Images appear in the records below; leave them out and repeat everything else exactly.
□ □ □ □ □
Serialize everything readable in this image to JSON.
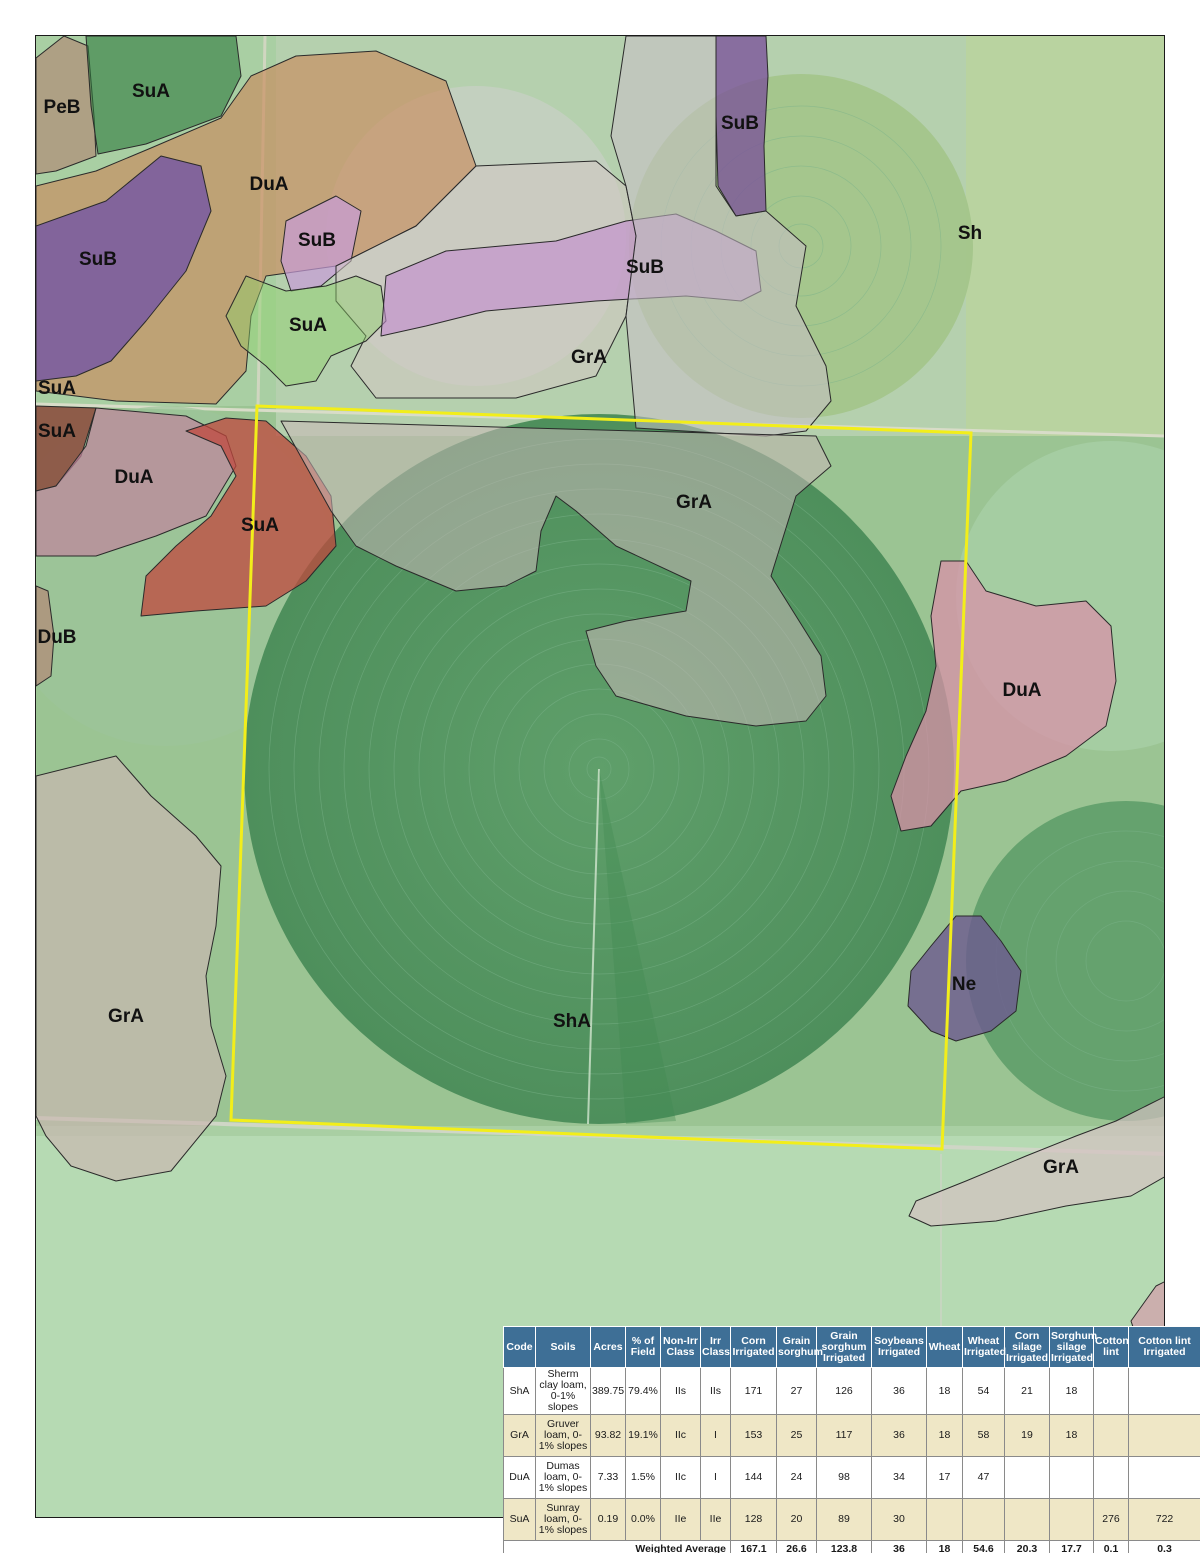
{
  "map": {
    "labels": [
      {
        "key": "PeB",
        "text": "PeB"
      },
      {
        "key": "SuA_1",
        "text": "SuA"
      },
      {
        "key": "SuB_1",
        "text": "SuB"
      },
      {
        "key": "DuA_1",
        "text": "DuA"
      },
      {
        "key": "SuB_2",
        "text": "SuB"
      },
      {
        "key": "SuB_3",
        "text": "SuB"
      },
      {
        "key": "Sh",
        "text": "Sh"
      },
      {
        "key": "SuB_4",
        "text": "SuB"
      },
      {
        "key": "SuA_2",
        "text": "SuA"
      },
      {
        "key": "GrA_1",
        "text": "GrA"
      },
      {
        "key": "SuA_3",
        "text": "SuA"
      },
      {
        "key": "SuA_4",
        "text": "SuA"
      },
      {
        "key": "DuA_2",
        "text": "DuA"
      },
      {
        "key": "SuA_5",
        "text": "SuA"
      },
      {
        "key": "GrA_2",
        "text": "GrA"
      },
      {
        "key": "DuB",
        "text": "DuB"
      },
      {
        "key": "DuA_3",
        "text": "DuA"
      },
      {
        "key": "Ne",
        "text": "Ne"
      },
      {
        "key": "GrA_3",
        "text": "GrA"
      },
      {
        "key": "ShA",
        "text": "ShA"
      },
      {
        "key": "GrA_4",
        "text": "GrA"
      }
    ],
    "colors": {
      "boundary": "#f2ee1a",
      "SuA": "#2f7a3e",
      "SuB": "#8a5aa0",
      "DuA": "#c98a5c",
      "DuA_pink": "#d892a8",
      "GrA": "#c9b8b0",
      "SuA_red": "#c0483e",
      "Ne": "#6d5a90",
      "ShA": "#4f9a5c",
      "PeB": "#b0907a"
    }
  },
  "table": {
    "headers": [
      "Code",
      "Soils",
      "Acres",
      "% of Field",
      "Non-Irr Class",
      "Irr Class",
      "Corn Irrigated",
      "Grain sorghum",
      "Grain sorghum Irrigated",
      "Soybeans Irrigated",
      "Wheat",
      "Wheat Irrigated",
      "Corn silage Irrigated",
      "Sorghum silage Irrigated",
      "Cotton lint",
      "Cotton lint Irrigated"
    ],
    "rows": [
      [
        "ShA",
        "Sherm clay loam, 0-1% slopes",
        "389.75",
        "79.4%",
        "IIs",
        "IIs",
        "171",
        "27",
        "126",
        "36",
        "18",
        "54",
        "21",
        "18",
        "",
        ""
      ],
      [
        "GrA",
        "Gruver loam, 0-1% slopes",
        "93.82",
        "19.1%",
        "IIc",
        "I",
        "153",
        "25",
        "117",
        "36",
        "18",
        "58",
        "19",
        "18",
        "",
        ""
      ],
      [
        "DuA",
        "Dumas loam, 0-1% slopes",
        "7.33",
        "1.5%",
        "IIc",
        "I",
        "144",
        "24",
        "98",
        "34",
        "17",
        "47",
        "",
        "",
        "",
        ""
      ],
      [
        "SuA",
        "Sunray loam, 0-1% slopes",
        "0.19",
        "0.0%",
        "IIe",
        "IIe",
        "128",
        "20",
        "89",
        "30",
        "",
        "",
        "",
        "",
        "276",
        "722"
      ]
    ],
    "weighted_label": "Weighted Average",
    "weighted": [
      "167.1",
      "26.6",
      "123.8",
      "36",
      "18",
      "54.6",
      "20.3",
      "17.7",
      "0.1",
      "0.3"
    ]
  }
}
□ □ □ □ □
Exercise result:
Serialize everything readable in this image to JSON.
{
  "map": {
    "labels": [
      {
        "key": "PeB",
        "text": "PeB"
      },
      {
        "key": "SuA_1",
        "text": "SuA"
      },
      {
        "key": "SuB_1",
        "text": "SuB"
      },
      {
        "key": "DuA_1",
        "text": "DuA"
      },
      {
        "key": "SuB_2",
        "text": "SuB"
      },
      {
        "key": "SuB_3",
        "text": "SuB"
      },
      {
        "key": "Sh",
        "text": "Sh"
      },
      {
        "key": "SuB_4",
        "text": "SuB"
      },
      {
        "key": "SuA_2",
        "text": "SuA"
      },
      {
        "key": "GrA_1",
        "text": "GrA"
      },
      {
        "key": "SuA_3",
        "text": "SuA"
      },
      {
        "key": "SuA_4",
        "text": "SuA"
      },
      {
        "key": "DuA_2",
        "text": "DuA"
      },
      {
        "key": "SuA_5",
        "text": "SuA"
      },
      {
        "key": "GrA_2",
        "text": "GrA"
      },
      {
        "key": "DuB",
        "text": "DuB"
      },
      {
        "key": "DuA_3",
        "text": "DuA"
      },
      {
        "key": "Ne",
        "text": "Ne"
      },
      {
        "key": "GrA_3",
        "text": "GrA"
      },
      {
        "key": "ShA",
        "text": "ShA"
      },
      {
        "key": "GrA_4",
        "text": "GrA"
      }
    ],
    "colors": {
      "boundary": "#f2ee1a",
      "SuA": "#2f7a3e",
      "SuB": "#8a5aa0",
      "DuA": "#c98a5c",
      "DuA_pink": "#d892a8",
      "GrA": "#c9b8b0",
      "SuA_red": "#c0483e",
      "Ne": "#6d5a90",
      "ShA": "#4f9a5c",
      "PeB": "#b0907a"
    }
  },
  "table": {
    "headers": [
      "Code",
      "Soils",
      "Acres",
      "% of Field",
      "Non-Irr Class",
      "Irr Class",
      "Corn Irrigated",
      "Grain sorghum",
      "Grain sorghum Irrigated",
      "Soybeans Irrigated",
      "Wheat",
      "Wheat Irrigated",
      "Corn silage Irrigated",
      "Sorghum silage Irrigated",
      "Cotton lint",
      "Cotton lint Irrigated"
    ],
    "rows": [
      [
        "ShA",
        "Sherm clay loam, 0-1% slopes",
        "389.75",
        "79.4%",
        "IIs",
        "IIs",
        "171",
        "27",
        "126",
        "36",
        "18",
        "54",
        "21",
        "18",
        "",
        ""
      ],
      [
        "GrA",
        "Gruver loam, 0-1% slopes",
        "93.82",
        "19.1%",
        "IIc",
        "I",
        "153",
        "25",
        "117",
        "36",
        "18",
        "58",
        "19",
        "18",
        "",
        ""
      ],
      [
        "DuA",
        "Dumas loam, 0-1% slopes",
        "7.33",
        "1.5%",
        "IIc",
        "I",
        "144",
        "24",
        "98",
        "34",
        "17",
        "47",
        "",
        "",
        "",
        ""
      ],
      [
        "SuA",
        "Sunray loam, 0-1% slopes",
        "0.19",
        "0.0%",
        "IIe",
        "IIe",
        "128",
        "20",
        "89",
        "30",
        "",
        "",
        "",
        "",
        "276",
        "722"
      ]
    ],
    "weighted_label": "Weighted Average",
    "weighted": [
      "167.1",
      "26.6",
      "123.8",
      "36",
      "18",
      "54.6",
      "20.3",
      "17.7",
      "0.1",
      "0.3"
    ]
  }
}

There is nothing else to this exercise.